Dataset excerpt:

+++

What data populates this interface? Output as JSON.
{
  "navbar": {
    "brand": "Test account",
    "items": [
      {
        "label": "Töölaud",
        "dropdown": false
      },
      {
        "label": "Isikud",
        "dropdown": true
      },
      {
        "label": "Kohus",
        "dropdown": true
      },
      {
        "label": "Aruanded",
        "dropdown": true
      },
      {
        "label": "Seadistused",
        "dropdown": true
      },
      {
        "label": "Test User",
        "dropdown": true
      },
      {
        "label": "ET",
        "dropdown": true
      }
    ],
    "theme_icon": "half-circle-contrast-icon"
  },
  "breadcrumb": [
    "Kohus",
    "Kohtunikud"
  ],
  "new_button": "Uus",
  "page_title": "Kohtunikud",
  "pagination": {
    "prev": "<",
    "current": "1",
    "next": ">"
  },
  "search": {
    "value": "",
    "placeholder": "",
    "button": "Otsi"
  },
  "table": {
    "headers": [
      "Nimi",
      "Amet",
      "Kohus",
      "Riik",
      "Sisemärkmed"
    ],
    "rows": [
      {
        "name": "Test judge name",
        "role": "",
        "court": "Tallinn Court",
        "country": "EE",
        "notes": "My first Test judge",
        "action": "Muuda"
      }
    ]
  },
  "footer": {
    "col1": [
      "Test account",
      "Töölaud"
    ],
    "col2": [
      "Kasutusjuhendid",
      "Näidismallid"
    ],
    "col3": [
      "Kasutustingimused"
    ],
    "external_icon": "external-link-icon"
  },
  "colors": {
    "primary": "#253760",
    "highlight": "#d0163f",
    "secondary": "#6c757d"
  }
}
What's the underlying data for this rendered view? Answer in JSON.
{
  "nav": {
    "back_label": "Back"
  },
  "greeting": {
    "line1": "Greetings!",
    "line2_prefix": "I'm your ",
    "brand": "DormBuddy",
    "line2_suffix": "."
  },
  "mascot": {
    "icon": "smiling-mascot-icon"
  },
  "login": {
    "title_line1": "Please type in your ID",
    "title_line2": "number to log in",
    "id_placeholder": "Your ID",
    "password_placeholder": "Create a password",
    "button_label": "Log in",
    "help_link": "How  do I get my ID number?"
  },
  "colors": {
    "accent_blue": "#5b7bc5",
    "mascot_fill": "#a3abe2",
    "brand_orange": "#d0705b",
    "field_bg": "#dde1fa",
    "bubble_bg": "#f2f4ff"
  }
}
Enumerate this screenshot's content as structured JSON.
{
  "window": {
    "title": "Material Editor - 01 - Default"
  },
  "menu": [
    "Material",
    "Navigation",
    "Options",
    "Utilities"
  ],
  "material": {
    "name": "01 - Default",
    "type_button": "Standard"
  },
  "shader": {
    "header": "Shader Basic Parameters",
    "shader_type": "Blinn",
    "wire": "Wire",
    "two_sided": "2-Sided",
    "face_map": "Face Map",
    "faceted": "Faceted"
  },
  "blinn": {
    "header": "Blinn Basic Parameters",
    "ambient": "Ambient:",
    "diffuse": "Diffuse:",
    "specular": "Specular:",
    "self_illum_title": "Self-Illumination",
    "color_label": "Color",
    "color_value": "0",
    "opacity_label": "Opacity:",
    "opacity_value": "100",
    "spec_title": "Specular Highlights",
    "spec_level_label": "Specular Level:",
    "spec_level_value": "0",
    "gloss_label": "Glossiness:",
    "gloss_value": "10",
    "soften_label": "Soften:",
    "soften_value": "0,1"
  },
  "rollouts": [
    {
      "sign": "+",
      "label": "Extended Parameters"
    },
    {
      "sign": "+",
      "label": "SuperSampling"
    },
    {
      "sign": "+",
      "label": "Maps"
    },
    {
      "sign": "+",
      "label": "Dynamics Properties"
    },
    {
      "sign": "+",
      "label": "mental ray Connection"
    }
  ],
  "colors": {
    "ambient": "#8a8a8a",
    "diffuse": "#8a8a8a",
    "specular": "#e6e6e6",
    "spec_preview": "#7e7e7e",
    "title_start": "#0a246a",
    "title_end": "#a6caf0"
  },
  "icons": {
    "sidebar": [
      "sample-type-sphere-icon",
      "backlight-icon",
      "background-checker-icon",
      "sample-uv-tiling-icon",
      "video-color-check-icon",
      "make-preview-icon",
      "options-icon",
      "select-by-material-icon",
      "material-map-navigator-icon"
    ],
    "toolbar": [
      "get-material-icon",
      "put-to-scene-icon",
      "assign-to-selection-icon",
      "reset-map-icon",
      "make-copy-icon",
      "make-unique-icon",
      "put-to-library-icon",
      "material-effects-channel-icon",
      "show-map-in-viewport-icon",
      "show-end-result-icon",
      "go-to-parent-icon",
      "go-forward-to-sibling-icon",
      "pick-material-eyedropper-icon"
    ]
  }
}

+++

▶ [WORK TO DO] In the entries above, find each line with the word "name" and copy it.

▶ [TASK RESULT]
        "name": "Test judge name",
    "name": "01 - Default",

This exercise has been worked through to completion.